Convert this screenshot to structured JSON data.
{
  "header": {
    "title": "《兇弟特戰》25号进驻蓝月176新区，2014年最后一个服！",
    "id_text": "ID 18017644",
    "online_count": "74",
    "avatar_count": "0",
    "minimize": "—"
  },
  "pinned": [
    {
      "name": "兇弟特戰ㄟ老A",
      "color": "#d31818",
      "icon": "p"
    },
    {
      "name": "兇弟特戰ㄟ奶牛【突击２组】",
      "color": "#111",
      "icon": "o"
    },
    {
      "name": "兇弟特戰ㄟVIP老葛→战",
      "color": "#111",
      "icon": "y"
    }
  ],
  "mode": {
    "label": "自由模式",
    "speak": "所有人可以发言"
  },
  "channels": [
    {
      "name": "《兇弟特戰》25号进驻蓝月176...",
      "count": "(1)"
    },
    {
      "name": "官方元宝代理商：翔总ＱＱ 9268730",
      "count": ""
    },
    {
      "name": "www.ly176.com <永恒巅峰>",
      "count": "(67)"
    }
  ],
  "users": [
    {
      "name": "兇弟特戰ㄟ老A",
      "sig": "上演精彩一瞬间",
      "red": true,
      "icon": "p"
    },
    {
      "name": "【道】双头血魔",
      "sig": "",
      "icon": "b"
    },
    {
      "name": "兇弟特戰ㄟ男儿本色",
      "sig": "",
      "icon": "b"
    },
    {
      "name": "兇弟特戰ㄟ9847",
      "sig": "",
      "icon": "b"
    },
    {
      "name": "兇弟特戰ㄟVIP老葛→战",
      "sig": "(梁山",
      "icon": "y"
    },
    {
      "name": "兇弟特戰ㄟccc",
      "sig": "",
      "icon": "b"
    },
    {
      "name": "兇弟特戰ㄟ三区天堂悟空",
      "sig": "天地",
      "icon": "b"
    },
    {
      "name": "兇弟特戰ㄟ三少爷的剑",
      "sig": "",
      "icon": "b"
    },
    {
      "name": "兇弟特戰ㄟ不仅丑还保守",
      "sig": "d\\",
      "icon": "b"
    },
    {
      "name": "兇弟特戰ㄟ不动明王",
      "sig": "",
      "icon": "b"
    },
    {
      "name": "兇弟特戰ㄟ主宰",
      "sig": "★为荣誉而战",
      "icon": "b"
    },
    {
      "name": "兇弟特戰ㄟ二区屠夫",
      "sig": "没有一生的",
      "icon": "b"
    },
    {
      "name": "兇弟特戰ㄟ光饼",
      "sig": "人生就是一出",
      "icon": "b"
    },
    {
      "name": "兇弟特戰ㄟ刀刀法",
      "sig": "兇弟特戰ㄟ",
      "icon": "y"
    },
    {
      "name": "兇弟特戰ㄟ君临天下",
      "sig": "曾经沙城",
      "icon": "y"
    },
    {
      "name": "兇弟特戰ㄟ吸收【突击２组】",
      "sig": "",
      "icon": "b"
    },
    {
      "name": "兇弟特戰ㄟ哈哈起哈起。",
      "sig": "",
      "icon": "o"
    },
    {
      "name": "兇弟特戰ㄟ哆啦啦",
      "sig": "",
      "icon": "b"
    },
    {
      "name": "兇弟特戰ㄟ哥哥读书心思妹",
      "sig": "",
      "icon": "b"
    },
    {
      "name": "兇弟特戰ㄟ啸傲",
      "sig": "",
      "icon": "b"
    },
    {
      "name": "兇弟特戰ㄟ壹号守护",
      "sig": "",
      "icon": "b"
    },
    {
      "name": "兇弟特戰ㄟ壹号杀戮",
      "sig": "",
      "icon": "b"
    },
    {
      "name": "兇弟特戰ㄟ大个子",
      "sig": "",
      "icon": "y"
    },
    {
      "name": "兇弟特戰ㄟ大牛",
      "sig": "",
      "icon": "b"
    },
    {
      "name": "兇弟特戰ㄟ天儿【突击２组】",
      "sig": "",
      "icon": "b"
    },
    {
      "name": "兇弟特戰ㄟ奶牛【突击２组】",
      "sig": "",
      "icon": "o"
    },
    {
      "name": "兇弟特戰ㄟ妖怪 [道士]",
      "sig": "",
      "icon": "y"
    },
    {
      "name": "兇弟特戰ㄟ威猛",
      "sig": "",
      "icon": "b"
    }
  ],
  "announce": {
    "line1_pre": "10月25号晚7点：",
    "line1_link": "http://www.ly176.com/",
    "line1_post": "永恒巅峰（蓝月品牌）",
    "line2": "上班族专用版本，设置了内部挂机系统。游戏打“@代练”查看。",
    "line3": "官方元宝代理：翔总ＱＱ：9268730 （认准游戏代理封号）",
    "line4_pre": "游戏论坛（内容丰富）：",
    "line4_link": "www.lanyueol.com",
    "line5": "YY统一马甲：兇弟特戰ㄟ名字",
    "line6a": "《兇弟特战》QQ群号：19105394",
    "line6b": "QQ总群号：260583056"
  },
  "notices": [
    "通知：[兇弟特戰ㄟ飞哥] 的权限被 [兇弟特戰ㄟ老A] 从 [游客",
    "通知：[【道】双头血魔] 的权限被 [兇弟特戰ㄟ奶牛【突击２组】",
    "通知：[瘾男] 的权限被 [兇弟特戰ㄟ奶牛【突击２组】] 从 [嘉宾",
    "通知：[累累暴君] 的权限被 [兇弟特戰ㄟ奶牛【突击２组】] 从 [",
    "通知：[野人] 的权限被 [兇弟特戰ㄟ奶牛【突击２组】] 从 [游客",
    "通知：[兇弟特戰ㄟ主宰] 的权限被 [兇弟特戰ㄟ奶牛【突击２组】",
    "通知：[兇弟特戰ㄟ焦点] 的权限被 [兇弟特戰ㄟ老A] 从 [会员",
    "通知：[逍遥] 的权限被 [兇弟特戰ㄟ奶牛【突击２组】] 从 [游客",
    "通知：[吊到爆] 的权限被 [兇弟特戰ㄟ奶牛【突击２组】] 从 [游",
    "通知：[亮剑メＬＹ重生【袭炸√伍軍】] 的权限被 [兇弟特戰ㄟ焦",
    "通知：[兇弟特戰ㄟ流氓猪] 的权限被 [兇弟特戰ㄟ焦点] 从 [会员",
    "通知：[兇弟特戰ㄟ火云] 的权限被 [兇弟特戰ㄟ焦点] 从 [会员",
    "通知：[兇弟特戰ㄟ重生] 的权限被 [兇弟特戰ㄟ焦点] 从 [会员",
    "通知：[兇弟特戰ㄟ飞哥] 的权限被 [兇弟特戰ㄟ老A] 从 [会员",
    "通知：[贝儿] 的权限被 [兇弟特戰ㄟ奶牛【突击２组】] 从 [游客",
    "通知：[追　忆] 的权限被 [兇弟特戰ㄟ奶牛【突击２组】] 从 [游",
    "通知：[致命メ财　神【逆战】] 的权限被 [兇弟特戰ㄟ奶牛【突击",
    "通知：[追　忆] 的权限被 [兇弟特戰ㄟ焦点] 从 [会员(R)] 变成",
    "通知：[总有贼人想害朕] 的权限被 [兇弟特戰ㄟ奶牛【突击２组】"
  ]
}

---------------

**Exercise objective**
Report only the number of lines that hold the string "兇弟特戰ㄟ焦点" in this listing.

**Problem solution**
5